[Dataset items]
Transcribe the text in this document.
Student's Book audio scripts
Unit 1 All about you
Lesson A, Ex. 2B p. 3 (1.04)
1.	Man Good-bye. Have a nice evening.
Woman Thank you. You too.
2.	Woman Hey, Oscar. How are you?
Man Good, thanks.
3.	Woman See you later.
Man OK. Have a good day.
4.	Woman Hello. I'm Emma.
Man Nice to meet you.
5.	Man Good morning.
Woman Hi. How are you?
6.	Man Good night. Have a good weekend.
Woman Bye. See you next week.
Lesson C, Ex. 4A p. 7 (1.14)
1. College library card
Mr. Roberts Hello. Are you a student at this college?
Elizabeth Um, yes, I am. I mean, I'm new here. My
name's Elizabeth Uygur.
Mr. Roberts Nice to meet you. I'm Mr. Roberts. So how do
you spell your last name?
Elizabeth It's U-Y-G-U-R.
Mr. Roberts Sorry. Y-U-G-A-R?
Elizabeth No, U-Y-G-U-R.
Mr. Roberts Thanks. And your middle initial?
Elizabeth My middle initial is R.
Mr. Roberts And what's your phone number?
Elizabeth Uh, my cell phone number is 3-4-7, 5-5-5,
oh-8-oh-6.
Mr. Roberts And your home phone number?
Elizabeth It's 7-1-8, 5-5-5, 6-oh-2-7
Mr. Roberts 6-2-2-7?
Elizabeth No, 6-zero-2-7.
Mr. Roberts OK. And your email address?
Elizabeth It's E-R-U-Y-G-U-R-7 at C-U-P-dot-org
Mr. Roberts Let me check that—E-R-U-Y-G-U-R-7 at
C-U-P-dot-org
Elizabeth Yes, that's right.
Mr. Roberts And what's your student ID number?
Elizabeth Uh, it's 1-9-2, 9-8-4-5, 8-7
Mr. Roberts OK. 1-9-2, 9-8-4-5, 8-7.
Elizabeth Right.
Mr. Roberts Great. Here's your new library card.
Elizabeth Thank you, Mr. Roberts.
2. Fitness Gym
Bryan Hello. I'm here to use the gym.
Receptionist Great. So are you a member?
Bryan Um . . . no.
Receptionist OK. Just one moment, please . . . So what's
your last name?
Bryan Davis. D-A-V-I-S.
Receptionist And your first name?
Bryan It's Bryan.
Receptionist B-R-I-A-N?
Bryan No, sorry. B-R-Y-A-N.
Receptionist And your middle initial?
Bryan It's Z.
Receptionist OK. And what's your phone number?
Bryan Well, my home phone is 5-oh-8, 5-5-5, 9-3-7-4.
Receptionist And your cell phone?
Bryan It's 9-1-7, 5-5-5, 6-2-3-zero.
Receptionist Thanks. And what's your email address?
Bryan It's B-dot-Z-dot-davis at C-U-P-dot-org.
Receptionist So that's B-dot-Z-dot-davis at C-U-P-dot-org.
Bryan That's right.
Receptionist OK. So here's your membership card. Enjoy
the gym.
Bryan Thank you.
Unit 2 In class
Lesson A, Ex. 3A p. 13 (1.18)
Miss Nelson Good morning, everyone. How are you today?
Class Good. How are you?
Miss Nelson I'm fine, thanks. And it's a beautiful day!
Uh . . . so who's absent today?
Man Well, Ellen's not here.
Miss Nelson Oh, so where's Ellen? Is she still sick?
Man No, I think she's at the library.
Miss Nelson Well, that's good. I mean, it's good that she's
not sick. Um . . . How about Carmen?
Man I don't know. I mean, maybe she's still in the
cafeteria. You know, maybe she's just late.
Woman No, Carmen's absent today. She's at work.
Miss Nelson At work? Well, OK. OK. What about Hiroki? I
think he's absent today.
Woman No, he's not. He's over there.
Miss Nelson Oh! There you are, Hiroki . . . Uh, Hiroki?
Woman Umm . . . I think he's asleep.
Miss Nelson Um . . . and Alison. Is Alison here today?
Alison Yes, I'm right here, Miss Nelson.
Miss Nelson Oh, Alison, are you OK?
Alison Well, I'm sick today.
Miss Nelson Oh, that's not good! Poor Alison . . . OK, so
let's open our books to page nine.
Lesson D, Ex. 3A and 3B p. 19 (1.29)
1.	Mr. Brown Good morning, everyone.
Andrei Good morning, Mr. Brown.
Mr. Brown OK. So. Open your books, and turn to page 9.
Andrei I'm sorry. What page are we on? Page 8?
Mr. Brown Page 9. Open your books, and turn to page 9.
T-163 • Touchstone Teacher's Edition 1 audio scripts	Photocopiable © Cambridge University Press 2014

EXERCISE: Tally the lines above that contain the word "about", and reply with only the number.

REPLY: 3